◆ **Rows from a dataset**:
Start

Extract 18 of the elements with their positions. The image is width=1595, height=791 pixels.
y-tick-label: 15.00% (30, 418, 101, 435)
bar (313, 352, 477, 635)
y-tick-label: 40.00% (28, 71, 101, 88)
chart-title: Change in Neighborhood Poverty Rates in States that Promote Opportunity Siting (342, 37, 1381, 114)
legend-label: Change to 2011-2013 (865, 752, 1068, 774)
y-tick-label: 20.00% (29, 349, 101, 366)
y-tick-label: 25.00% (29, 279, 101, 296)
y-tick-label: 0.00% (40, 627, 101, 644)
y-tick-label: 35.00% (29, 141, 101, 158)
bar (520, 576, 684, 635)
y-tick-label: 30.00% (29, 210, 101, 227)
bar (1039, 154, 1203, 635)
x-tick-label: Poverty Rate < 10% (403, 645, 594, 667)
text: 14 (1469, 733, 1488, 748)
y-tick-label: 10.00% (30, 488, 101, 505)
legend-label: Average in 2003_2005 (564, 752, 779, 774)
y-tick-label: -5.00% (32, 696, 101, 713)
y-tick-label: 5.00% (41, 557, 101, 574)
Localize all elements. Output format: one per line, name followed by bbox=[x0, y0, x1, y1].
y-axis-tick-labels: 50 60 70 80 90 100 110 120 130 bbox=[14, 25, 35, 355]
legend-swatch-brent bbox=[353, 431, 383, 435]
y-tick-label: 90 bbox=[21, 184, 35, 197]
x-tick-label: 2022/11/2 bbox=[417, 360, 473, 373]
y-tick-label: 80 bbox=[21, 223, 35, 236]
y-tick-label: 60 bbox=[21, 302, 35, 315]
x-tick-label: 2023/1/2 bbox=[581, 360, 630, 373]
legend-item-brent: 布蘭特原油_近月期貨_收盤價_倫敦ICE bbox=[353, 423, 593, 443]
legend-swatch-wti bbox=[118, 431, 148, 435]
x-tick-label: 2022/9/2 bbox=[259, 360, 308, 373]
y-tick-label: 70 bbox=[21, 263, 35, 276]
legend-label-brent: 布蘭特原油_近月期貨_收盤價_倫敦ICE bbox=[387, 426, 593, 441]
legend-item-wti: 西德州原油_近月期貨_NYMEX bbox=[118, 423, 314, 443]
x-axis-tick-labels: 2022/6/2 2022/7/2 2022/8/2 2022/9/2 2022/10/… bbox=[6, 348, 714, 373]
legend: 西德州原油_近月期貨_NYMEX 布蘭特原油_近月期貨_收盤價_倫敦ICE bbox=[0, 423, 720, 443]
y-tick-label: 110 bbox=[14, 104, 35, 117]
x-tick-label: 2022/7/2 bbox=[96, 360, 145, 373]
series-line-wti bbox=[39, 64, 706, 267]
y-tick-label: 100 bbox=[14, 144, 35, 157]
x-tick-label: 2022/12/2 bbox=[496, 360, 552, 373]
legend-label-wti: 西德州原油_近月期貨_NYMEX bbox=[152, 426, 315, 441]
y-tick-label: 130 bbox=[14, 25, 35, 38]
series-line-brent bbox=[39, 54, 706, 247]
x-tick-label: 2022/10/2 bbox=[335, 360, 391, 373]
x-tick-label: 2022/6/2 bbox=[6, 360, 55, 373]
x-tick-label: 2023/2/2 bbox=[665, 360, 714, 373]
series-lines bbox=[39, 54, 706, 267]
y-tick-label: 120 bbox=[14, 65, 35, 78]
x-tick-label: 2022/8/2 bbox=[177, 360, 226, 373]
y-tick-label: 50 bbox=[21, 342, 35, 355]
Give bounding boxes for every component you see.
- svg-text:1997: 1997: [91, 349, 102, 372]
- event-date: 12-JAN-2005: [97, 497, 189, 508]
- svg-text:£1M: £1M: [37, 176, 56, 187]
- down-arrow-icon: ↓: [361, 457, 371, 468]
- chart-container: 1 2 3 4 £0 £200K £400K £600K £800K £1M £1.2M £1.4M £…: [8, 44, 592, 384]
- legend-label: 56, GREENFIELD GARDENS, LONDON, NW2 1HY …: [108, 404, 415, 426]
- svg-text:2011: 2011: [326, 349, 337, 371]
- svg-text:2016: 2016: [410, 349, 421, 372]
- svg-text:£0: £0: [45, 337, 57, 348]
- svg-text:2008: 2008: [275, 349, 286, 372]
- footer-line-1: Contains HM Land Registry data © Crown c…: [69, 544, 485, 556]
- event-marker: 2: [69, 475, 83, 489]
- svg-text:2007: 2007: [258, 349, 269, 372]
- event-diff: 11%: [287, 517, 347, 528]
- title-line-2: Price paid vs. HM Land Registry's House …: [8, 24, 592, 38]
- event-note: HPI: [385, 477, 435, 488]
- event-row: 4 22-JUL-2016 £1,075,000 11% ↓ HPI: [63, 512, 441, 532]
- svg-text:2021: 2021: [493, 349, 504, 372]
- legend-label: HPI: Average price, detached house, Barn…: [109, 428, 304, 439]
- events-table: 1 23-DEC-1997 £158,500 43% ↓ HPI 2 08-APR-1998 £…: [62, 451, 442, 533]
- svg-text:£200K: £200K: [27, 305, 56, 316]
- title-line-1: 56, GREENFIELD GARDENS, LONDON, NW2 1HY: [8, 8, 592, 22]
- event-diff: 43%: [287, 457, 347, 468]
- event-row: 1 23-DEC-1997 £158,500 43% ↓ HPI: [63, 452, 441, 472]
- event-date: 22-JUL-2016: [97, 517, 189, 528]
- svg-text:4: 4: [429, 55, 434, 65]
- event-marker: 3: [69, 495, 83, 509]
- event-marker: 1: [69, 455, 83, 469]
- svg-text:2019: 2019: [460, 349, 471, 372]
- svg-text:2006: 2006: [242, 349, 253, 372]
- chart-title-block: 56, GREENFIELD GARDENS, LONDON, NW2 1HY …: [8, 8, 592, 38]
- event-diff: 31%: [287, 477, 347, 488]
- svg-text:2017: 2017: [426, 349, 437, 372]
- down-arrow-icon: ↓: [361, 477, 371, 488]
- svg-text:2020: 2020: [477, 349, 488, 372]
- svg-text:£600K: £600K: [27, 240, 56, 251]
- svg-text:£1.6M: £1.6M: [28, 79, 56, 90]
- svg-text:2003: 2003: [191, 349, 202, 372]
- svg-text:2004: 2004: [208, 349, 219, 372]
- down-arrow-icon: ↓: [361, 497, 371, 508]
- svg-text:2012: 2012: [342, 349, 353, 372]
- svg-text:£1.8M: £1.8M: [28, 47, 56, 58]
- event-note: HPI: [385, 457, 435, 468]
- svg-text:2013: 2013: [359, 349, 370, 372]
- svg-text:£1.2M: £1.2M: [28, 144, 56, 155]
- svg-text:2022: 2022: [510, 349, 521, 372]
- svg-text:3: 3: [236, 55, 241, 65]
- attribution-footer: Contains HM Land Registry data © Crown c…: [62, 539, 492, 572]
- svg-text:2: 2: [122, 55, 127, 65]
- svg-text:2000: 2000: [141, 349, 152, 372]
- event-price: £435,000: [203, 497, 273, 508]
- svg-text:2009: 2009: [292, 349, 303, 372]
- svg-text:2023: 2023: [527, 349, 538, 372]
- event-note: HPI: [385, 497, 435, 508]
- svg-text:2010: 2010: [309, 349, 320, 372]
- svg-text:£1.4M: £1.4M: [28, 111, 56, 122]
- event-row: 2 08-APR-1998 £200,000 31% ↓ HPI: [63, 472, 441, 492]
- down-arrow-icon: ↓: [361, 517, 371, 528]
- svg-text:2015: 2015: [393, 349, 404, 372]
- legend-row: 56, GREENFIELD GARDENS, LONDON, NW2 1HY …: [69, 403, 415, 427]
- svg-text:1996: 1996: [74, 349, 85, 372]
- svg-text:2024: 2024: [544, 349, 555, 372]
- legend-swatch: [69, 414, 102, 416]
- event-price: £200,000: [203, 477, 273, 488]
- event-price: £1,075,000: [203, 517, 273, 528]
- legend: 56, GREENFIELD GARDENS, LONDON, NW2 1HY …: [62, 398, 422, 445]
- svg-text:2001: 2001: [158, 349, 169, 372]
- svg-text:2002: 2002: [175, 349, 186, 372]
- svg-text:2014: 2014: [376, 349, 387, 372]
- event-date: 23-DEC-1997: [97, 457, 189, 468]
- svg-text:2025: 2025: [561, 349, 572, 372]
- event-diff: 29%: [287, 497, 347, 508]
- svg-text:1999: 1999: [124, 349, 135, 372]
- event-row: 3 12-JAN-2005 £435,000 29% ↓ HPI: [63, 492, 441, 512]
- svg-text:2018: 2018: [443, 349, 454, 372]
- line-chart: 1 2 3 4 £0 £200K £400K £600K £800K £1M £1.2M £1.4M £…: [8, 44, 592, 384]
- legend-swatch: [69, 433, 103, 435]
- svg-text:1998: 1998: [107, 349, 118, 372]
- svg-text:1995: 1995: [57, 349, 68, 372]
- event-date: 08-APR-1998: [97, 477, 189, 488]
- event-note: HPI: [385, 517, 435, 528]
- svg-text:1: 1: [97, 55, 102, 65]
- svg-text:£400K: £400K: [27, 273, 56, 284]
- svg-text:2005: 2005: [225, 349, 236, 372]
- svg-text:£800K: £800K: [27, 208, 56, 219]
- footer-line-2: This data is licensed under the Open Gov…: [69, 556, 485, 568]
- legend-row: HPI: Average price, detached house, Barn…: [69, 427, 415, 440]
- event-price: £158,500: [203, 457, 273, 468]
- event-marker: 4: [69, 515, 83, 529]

End

◆ **The request**: Can you rewrite the listing from its start through the line holding "y-tick-label: 0.00% (40, 627, 101, 644)", inclusive, putting "Community" wherever "Neighborhood" appears and leaving everything else unchanged?

◆ **Completed exercise**:
Extract 18 of the elements with their positions. The image is width=1595, height=791 pixels.
y-tick-label: 15.00% (30, 418, 101, 435)
bar (313, 352, 477, 635)
y-tick-label: 40.00% (28, 71, 101, 88)
chart-title: Change in Community Poverty Rates in States that Promote Opportunity Siting (342, 37, 1381, 114)
legend-label: Change to 2011-2013 (865, 752, 1068, 774)
y-tick-label: 20.00% (29, 349, 101, 366)
y-tick-label: 25.00% (29, 279, 101, 296)
y-tick-label: 0.00% (40, 627, 101, 644)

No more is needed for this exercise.